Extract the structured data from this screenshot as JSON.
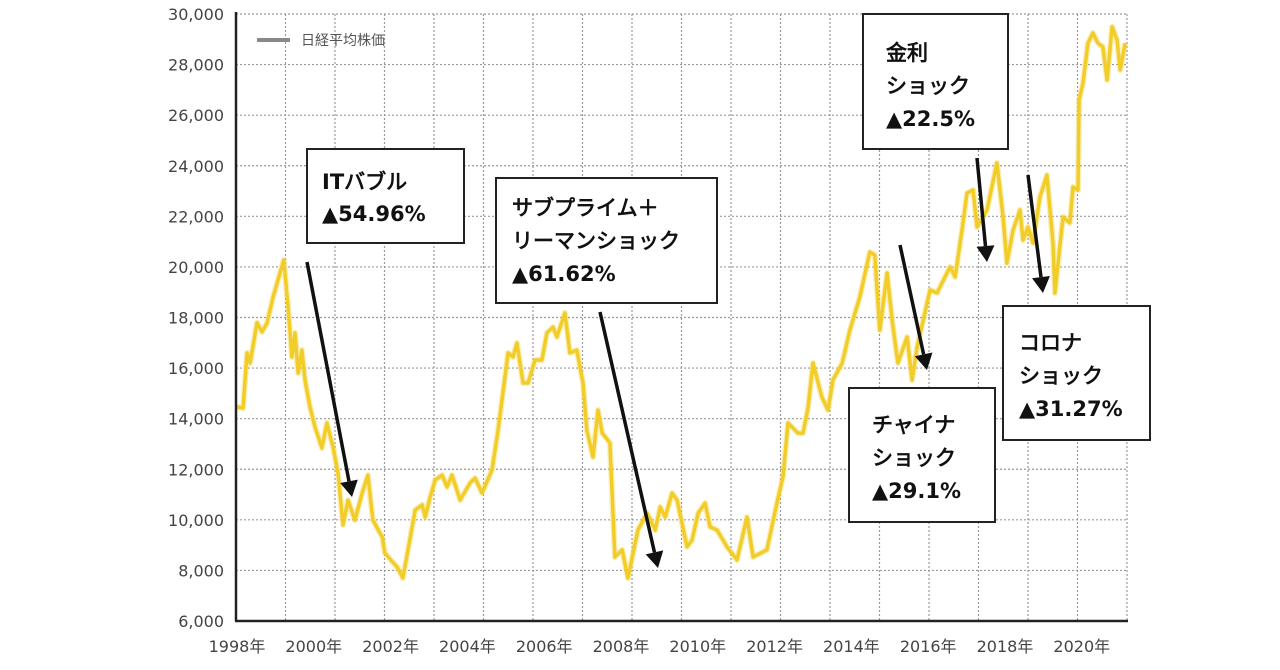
{
  "chart_data": {
    "type": "line",
    "title": "",
    "xlabel": "",
    "ylabel": "",
    "xlim": [
      1998,
      2021.17
    ],
    "ylim": [
      6000,
      30000
    ],
    "grid": true,
    "legend_position": "top-left",
    "x_tick_values": [
      1998,
      2000,
      2002,
      2004,
      2006,
      2008,
      2010,
      2012,
      2014,
      2016,
      2018,
      2020
    ],
    "x_tick_labels": [
      "1998年",
      "2000年",
      "2002年",
      "2004年",
      "2006年",
      "2008年",
      "2010年",
      "2012年",
      "2014年",
      "2016年",
      "2018年",
      "2020年"
    ],
    "y_tick_values": [
      6000,
      8000,
      10000,
      12000,
      14000,
      16000,
      18000,
      20000,
      22000,
      24000,
      26000,
      28000,
      30000
    ],
    "y_tick_labels": [
      "6,000",
      "8,000",
      "10,000",
      "12,000",
      "14,000",
      "16,000",
      "18,000",
      "20,000",
      "22,000",
      "24,000",
      "26,000",
      "28,000",
      "30,000"
    ],
    "series": [
      {
        "name": "日経平均株価",
        "color": "#f2cd2a",
        "legend_color": "#888888",
        "points": [
          [
            1998.0,
            14460
          ],
          [
            1998.16,
            14420
          ],
          [
            1998.26,
            16600
          ],
          [
            1998.34,
            16200
          ],
          [
            1998.52,
            17800
          ],
          [
            1998.65,
            17430
          ],
          [
            1998.78,
            17780
          ],
          [
            1998.94,
            18810
          ],
          [
            1999.12,
            19760
          ],
          [
            1999.22,
            20270
          ],
          [
            1999.33,
            18410
          ],
          [
            1999.43,
            16440
          ],
          [
            1999.51,
            17390
          ],
          [
            1999.59,
            15800
          ],
          [
            1999.69,
            16710
          ],
          [
            1999.77,
            15530
          ],
          [
            1999.9,
            14460
          ],
          [
            2000.03,
            13670
          ],
          [
            2000.21,
            12840
          ],
          [
            2000.34,
            13830
          ],
          [
            2000.5,
            12880
          ],
          [
            2000.63,
            11850
          ],
          [
            2000.76,
            9800
          ],
          [
            2000.89,
            10780
          ],
          [
            2001.07,
            9990
          ],
          [
            2001.26,
            11060
          ],
          [
            2001.41,
            11770
          ],
          [
            2001.54,
            9990
          ],
          [
            2001.78,
            9320
          ],
          [
            2001.85,
            8690
          ],
          [
            2002.17,
            8130
          ],
          [
            2002.32,
            7700
          ],
          [
            2002.64,
            10390
          ],
          [
            2002.82,
            10590
          ],
          [
            2002.9,
            10110
          ],
          [
            2003.03,
            10900
          ],
          [
            2003.16,
            11570
          ],
          [
            2003.34,
            11770
          ],
          [
            2003.47,
            11300
          ],
          [
            2003.6,
            11770
          ],
          [
            2003.81,
            10780
          ],
          [
            2004.07,
            11460
          ],
          [
            2004.2,
            11650
          ],
          [
            2004.38,
            11060
          ],
          [
            2004.64,
            11970
          ],
          [
            2004.8,
            13550
          ],
          [
            2005.06,
            16600
          ],
          [
            2005.19,
            16440
          ],
          [
            2005.29,
            16990
          ],
          [
            2005.45,
            15410
          ],
          [
            2005.58,
            15410
          ],
          [
            2005.76,
            16320
          ],
          [
            2005.94,
            16320
          ],
          [
            2006.07,
            17390
          ],
          [
            2006.23,
            17620
          ],
          [
            2006.33,
            17230
          ],
          [
            2006.54,
            18180
          ],
          [
            2006.67,
            16600
          ],
          [
            2006.85,
            16710
          ],
          [
            2007.01,
            15410
          ],
          [
            2007.11,
            13550
          ],
          [
            2007.27,
            12480
          ],
          [
            2007.4,
            14340
          ],
          [
            2007.51,
            13430
          ],
          [
            2007.71,
            13040
          ],
          [
            2007.84,
            8530
          ],
          [
            2008.03,
            8810
          ],
          [
            2008.18,
            7700
          ],
          [
            2008.44,
            9600
          ],
          [
            2008.68,
            10270
          ],
          [
            2008.89,
            9600
          ],
          [
            2009.02,
            10510
          ],
          [
            2009.15,
            10110
          ],
          [
            2009.33,
            11060
          ],
          [
            2009.46,
            10780
          ],
          [
            2009.72,
            8930
          ],
          [
            2009.85,
            9200
          ],
          [
            2010.01,
            10270
          ],
          [
            2010.19,
            10660
          ],
          [
            2010.32,
            9720
          ],
          [
            2010.5,
            9600
          ],
          [
            2010.76,
            8930
          ],
          [
            2011.02,
            8410
          ],
          [
            2011.28,
            10110
          ],
          [
            2011.44,
            8530
          ],
          [
            2011.8,
            8810
          ],
          [
            2012.06,
            10660
          ],
          [
            2012.22,
            11700
          ],
          [
            2012.35,
            13830
          ],
          [
            2012.61,
            13430
          ],
          [
            2012.74,
            13430
          ],
          [
            2012.87,
            14420
          ],
          [
            2013.0,
            16200
          ],
          [
            2013.23,
            14860
          ],
          [
            2013.39,
            14340
          ],
          [
            2013.52,
            15530
          ],
          [
            2013.76,
            16200
          ],
          [
            2013.96,
            17500
          ],
          [
            2014.22,
            18810
          ],
          [
            2014.48,
            20590
          ],
          [
            2014.61,
            20470
          ],
          [
            2014.74,
            17500
          ],
          [
            2014.93,
            19760
          ],
          [
            2015.06,
            17900
          ],
          [
            2015.21,
            16200
          ],
          [
            2015.45,
            17230
          ],
          [
            2015.58,
            15530
          ],
          [
            2015.71,
            16830
          ],
          [
            2016.05,
            19090
          ],
          [
            2016.23,
            18970
          ],
          [
            2016.57,
            20000
          ],
          [
            2016.7,
            19600
          ],
          [
            2016.88,
            21460
          ],
          [
            2017.01,
            22920
          ],
          [
            2017.17,
            23040
          ],
          [
            2017.27,
            21580
          ],
          [
            2017.53,
            22250
          ],
          [
            2017.79,
            24110
          ],
          [
            2017.95,
            21970
          ],
          [
            2018.05,
            20150
          ],
          [
            2018.21,
            21460
          ],
          [
            2018.39,
            22250
          ],
          [
            2018.47,
            21060
          ],
          [
            2018.6,
            21580
          ],
          [
            2018.73,
            20940
          ],
          [
            2018.91,
            22760
          ],
          [
            2019.09,
            23630
          ],
          [
            2019.25,
            20940
          ],
          [
            2019.3,
            18970
          ],
          [
            2019.51,
            21970
          ],
          [
            2019.69,
            21740
          ],
          [
            2019.77,
            23160
          ],
          [
            2019.9,
            23040
          ],
          [
            2019.93,
            26600
          ],
          [
            2020.03,
            27270
          ],
          [
            2020.16,
            28850
          ],
          [
            2020.29,
            29250
          ],
          [
            2020.42,
            28850
          ],
          [
            2020.55,
            28700
          ],
          [
            2020.66,
            27390
          ],
          [
            2020.79,
            29490
          ],
          [
            2020.92,
            28970
          ],
          [
            2021.0,
            27790
          ],
          [
            2021.13,
            28850
          ]
        ]
      }
    ],
    "annotations": [
      {
        "id": "it-bubble",
        "lines": [
          "ITバブル",
          "▲54.96%"
        ]
      },
      {
        "id": "subprime-lehman",
        "lines": [
          "サブプライム＋",
          "リーマンショック",
          "▲61.62%"
        ]
      },
      {
        "id": "rate-shock",
        "lines": [
          "金利",
          "ショック",
          "▲22.5%"
        ]
      },
      {
        "id": "china-shock",
        "lines": [
          "チャイナ",
          "ショック",
          "▲29.1%"
        ]
      },
      {
        "id": "corona-shock",
        "lines": [
          "コロナ",
          "ショック",
          "▲31.27%"
        ]
      }
    ]
  }
}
....................
- **Task goal**: Copy every line that includes the string "shock" from the material above.

- **Written solution**:
        "id": "rate-shock",
        "id": "china-shock",
        "id": "corona-shock",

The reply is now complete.